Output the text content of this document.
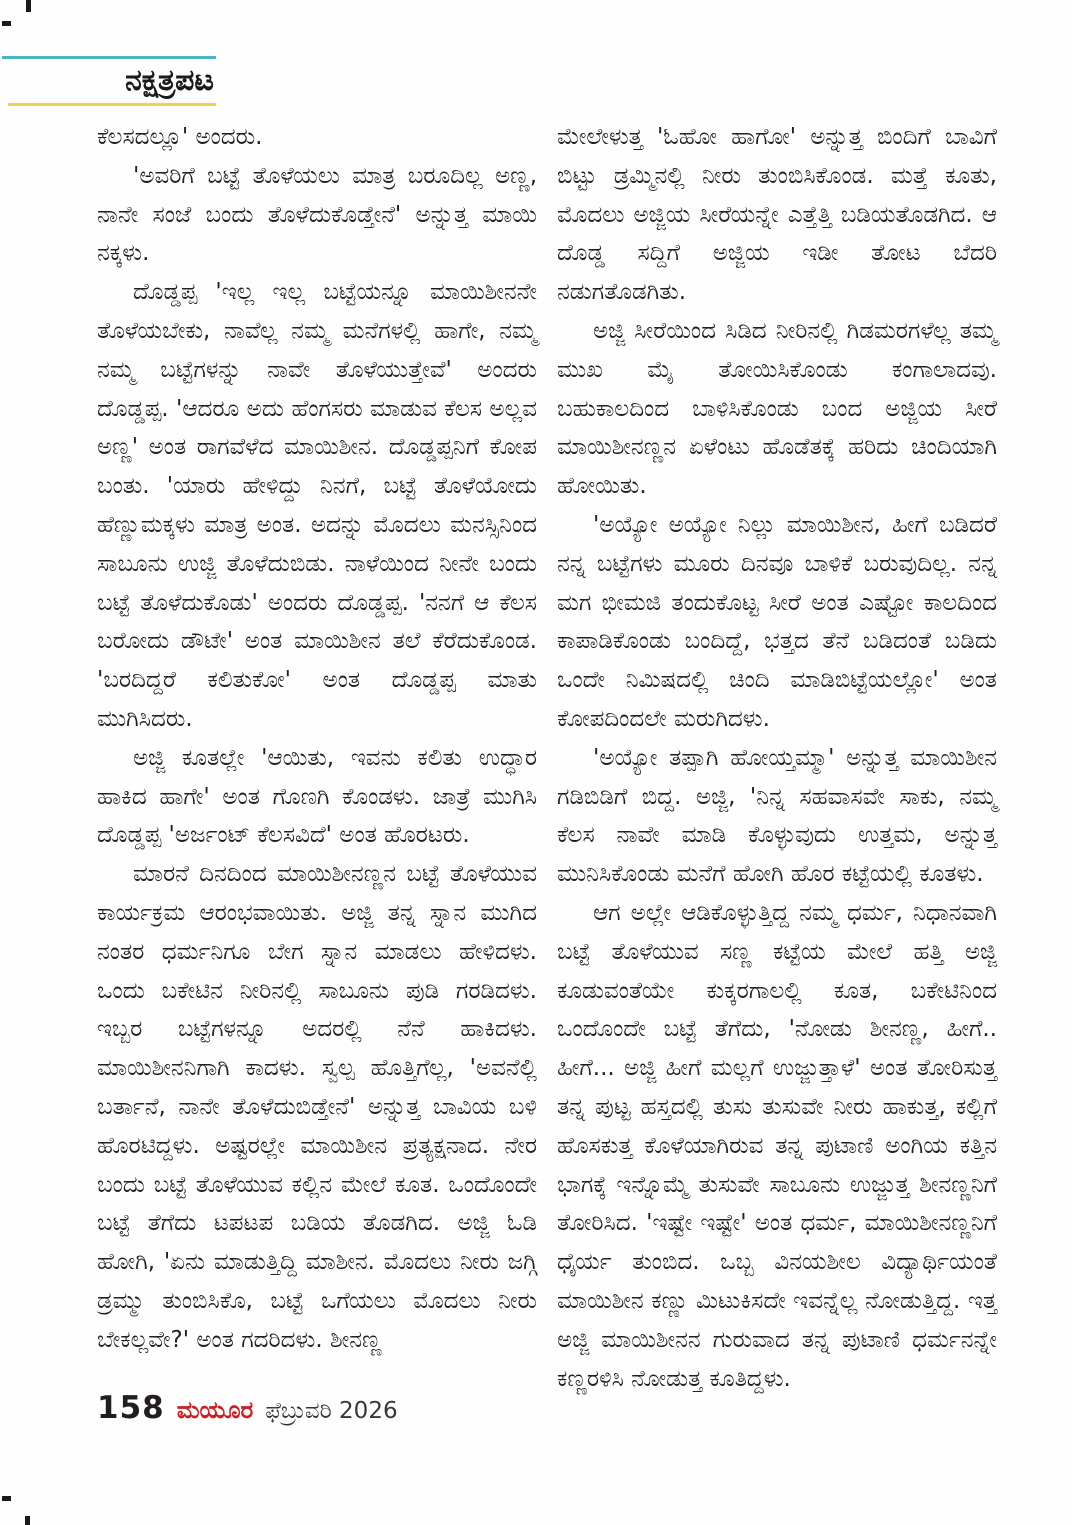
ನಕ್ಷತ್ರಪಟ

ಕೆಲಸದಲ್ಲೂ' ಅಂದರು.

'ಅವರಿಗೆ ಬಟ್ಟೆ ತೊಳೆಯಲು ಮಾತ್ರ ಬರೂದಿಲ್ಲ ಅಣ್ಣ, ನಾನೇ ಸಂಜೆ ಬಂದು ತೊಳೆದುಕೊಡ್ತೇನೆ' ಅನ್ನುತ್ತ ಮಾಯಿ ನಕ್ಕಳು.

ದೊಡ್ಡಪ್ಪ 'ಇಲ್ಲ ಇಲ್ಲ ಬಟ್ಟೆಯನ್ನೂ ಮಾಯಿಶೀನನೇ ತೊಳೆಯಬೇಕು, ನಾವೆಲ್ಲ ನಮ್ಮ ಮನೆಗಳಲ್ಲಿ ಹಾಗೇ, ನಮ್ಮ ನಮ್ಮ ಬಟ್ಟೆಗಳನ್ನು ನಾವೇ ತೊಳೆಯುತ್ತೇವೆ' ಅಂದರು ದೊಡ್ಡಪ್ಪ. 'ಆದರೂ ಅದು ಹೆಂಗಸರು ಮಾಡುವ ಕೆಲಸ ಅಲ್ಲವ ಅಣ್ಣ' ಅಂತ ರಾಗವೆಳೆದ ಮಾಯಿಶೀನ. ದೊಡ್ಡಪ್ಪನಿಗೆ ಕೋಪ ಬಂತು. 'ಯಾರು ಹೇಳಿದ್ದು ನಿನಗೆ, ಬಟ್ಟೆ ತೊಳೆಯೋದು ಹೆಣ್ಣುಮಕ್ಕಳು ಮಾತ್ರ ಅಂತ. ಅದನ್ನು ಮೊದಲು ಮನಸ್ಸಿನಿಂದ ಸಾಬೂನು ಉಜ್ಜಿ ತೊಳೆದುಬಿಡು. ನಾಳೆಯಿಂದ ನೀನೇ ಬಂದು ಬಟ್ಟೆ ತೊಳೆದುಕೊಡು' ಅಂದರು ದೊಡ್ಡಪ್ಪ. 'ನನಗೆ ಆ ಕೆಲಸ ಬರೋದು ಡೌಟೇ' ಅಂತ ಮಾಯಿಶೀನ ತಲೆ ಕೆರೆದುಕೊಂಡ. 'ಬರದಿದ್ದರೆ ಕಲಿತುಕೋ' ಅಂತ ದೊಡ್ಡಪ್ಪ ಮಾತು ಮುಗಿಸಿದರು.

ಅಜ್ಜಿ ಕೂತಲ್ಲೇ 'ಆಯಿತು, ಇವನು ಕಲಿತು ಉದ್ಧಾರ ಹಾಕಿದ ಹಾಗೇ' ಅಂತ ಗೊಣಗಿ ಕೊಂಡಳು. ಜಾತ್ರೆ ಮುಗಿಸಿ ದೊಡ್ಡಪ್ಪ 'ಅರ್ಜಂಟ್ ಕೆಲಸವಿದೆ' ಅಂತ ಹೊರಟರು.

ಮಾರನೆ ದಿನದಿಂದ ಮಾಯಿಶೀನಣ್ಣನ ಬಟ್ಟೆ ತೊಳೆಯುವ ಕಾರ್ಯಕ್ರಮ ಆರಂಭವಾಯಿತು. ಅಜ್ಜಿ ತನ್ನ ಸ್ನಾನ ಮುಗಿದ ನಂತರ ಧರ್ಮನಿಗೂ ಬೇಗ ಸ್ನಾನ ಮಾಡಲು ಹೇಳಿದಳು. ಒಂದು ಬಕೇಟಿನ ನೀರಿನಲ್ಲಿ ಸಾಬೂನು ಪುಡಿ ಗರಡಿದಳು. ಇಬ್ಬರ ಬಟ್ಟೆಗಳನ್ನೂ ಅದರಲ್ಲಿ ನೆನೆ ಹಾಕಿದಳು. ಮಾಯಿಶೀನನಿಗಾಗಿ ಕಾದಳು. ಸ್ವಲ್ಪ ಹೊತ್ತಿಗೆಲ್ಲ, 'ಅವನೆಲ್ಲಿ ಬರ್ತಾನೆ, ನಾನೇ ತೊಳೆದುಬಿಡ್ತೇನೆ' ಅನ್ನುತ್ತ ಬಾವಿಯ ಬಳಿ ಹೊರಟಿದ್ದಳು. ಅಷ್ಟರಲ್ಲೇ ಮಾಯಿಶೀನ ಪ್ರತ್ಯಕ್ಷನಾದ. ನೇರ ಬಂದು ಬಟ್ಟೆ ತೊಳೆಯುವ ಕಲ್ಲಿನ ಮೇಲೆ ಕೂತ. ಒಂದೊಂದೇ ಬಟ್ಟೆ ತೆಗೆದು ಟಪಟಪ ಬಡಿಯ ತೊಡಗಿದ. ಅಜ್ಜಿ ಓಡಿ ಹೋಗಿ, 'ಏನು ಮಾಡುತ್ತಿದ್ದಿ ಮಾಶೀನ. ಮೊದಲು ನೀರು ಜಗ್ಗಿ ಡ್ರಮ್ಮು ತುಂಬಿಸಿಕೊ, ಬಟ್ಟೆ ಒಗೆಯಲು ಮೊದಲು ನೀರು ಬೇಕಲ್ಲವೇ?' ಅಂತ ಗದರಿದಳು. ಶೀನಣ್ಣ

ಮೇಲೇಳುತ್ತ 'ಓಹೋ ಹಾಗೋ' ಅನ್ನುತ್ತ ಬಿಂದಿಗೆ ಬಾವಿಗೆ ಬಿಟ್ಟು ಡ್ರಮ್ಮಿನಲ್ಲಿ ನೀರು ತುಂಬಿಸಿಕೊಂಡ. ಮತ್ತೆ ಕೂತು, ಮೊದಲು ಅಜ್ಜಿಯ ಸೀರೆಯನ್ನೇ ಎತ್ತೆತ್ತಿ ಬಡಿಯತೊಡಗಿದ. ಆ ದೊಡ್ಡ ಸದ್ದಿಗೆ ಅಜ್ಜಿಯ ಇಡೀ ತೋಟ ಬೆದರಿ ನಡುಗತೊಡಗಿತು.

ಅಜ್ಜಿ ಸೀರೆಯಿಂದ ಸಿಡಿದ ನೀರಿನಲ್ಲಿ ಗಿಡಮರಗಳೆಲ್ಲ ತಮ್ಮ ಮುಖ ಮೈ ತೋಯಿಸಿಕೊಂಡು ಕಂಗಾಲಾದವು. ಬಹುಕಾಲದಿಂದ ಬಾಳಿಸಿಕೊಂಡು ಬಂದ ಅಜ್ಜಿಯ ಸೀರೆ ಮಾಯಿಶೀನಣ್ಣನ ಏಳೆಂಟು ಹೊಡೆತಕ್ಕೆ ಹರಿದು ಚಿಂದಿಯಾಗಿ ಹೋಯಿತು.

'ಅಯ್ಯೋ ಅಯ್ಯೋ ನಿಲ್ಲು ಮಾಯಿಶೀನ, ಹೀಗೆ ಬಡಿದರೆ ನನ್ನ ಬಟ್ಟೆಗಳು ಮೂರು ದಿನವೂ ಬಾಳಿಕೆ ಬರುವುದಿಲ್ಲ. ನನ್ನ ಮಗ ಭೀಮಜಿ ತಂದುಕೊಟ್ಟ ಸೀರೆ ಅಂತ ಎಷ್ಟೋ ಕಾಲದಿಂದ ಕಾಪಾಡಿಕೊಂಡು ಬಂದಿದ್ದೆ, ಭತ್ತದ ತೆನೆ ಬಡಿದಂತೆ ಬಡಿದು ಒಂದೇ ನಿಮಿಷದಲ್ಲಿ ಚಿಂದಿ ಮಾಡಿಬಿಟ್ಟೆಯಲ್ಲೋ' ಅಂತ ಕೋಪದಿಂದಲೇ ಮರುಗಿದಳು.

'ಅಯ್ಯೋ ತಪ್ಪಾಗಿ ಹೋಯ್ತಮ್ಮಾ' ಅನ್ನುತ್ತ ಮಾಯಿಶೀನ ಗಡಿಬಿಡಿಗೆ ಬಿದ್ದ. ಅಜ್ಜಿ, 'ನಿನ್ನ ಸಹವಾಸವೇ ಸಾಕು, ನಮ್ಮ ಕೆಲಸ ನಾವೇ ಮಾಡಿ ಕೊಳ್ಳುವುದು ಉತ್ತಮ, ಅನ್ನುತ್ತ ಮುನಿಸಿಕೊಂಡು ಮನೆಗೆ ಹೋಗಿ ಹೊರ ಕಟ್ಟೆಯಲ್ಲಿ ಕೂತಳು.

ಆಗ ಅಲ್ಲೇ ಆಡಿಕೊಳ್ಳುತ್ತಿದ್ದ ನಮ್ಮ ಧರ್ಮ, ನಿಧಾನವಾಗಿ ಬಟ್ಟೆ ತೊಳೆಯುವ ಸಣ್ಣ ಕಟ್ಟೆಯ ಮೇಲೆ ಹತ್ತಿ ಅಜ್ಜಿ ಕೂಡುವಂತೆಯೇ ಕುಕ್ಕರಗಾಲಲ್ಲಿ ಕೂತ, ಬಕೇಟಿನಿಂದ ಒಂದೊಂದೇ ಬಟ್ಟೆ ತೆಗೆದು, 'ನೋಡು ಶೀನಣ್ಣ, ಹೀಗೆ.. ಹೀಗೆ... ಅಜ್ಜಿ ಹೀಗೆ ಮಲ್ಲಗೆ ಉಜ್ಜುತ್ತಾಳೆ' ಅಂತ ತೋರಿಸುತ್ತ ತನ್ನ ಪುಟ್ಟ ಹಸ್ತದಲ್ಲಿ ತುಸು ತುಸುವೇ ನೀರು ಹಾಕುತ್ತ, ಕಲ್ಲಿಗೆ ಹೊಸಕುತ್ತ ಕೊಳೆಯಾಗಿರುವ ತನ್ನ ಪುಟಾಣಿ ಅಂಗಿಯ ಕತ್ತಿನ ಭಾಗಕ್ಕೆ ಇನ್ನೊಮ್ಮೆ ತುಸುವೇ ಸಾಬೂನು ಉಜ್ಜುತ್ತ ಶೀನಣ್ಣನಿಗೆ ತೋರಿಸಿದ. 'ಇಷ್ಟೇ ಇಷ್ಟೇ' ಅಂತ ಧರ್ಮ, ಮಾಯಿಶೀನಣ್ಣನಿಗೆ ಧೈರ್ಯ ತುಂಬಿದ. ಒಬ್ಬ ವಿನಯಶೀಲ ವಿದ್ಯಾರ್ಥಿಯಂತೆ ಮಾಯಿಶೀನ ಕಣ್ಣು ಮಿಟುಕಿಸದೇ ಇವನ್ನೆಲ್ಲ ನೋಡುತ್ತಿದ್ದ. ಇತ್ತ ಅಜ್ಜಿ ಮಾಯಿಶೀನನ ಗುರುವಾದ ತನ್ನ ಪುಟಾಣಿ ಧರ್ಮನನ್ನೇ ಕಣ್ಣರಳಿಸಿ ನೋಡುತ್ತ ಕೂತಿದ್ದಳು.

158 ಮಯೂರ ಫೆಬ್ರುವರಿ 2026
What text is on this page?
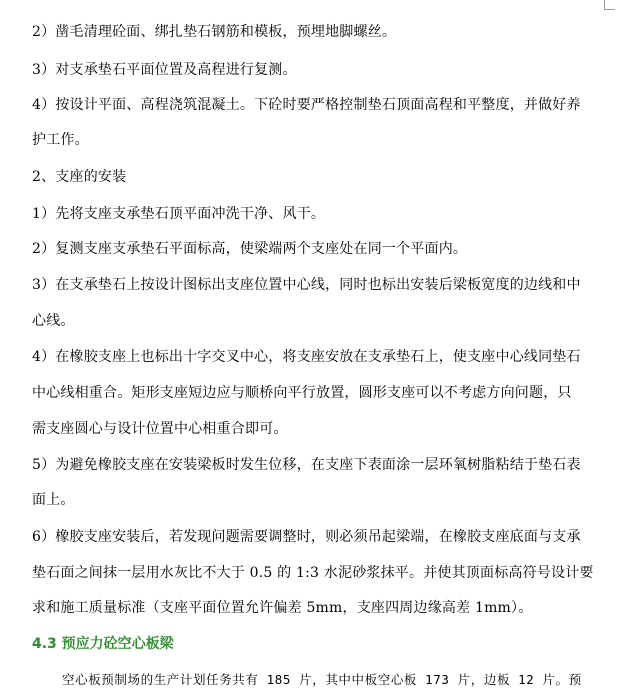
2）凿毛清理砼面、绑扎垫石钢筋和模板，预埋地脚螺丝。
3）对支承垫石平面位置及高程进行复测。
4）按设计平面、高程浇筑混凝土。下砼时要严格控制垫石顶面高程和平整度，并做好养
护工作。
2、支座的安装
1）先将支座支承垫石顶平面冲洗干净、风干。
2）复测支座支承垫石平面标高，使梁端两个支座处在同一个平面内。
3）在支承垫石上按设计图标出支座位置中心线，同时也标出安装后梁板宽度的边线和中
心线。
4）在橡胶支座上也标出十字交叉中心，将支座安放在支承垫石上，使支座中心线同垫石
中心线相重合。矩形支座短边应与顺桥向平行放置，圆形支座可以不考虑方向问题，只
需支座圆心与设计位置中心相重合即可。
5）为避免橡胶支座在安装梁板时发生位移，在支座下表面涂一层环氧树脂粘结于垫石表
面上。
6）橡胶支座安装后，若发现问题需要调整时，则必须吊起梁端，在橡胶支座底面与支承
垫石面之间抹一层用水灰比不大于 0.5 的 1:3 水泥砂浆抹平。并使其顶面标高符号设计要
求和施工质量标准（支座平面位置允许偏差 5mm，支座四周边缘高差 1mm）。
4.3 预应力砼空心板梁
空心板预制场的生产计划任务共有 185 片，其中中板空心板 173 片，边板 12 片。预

§ **Task details**
Write out exactly the lines from the one containing "What text is on this page?" to the last line of the records above, both included, and leave out any pictures.

§ **The output**
What text is on this page?
2）凿毛清理砼面、绑扎垫石钢筋和模板，预埋地脚螺丝。
3）对支承垫石平面位置及高程进行复测。
4）按设计平面、高程浇筑混凝土。下砼时要严格控制垫石顶面高程和平整度，并做好养
护工作。
2、支座的安装
1）先将支座支承垫石顶平面冲洗干净、风干。
2）复测支座支承垫石平面标高，使梁端两个支座处在同一个平面内。
3）在支承垫石上按设计图标出支座位置中心线，同时也标出安装后梁板宽度的边线和中
心线。
4）在橡胶支座上也标出十字交叉中心，将支座安放在支承垫石上，使支座中心线同垫石
中心线相重合。矩形支座短边应与顺桥向平行放置，圆形支座可以不考虑方向问题，只
需支座圆心与设计位置中心相重合即可。
5）为避免橡胶支座在安装梁板时发生位移，在支座下表面涂一层环氧树脂粘结于垫石表
面上。
6）橡胶支座安装后，若发现问题需要调整时，则必须吊起梁端，在橡胶支座底面与支承
垫石面之间抹一层用水灰比不大于 0.5 的 1:3 水泥砂浆抹平。并使其顶面标高符号设计要
求和施工质量标准（支座平面位置允许偏差 5mm，支座四周边缘高差 1mm）。
4.3 预应力砼空心板梁
空心板预制场的生产计划任务共有 185 片，其中中板空心板 173 片，边板 12 片。预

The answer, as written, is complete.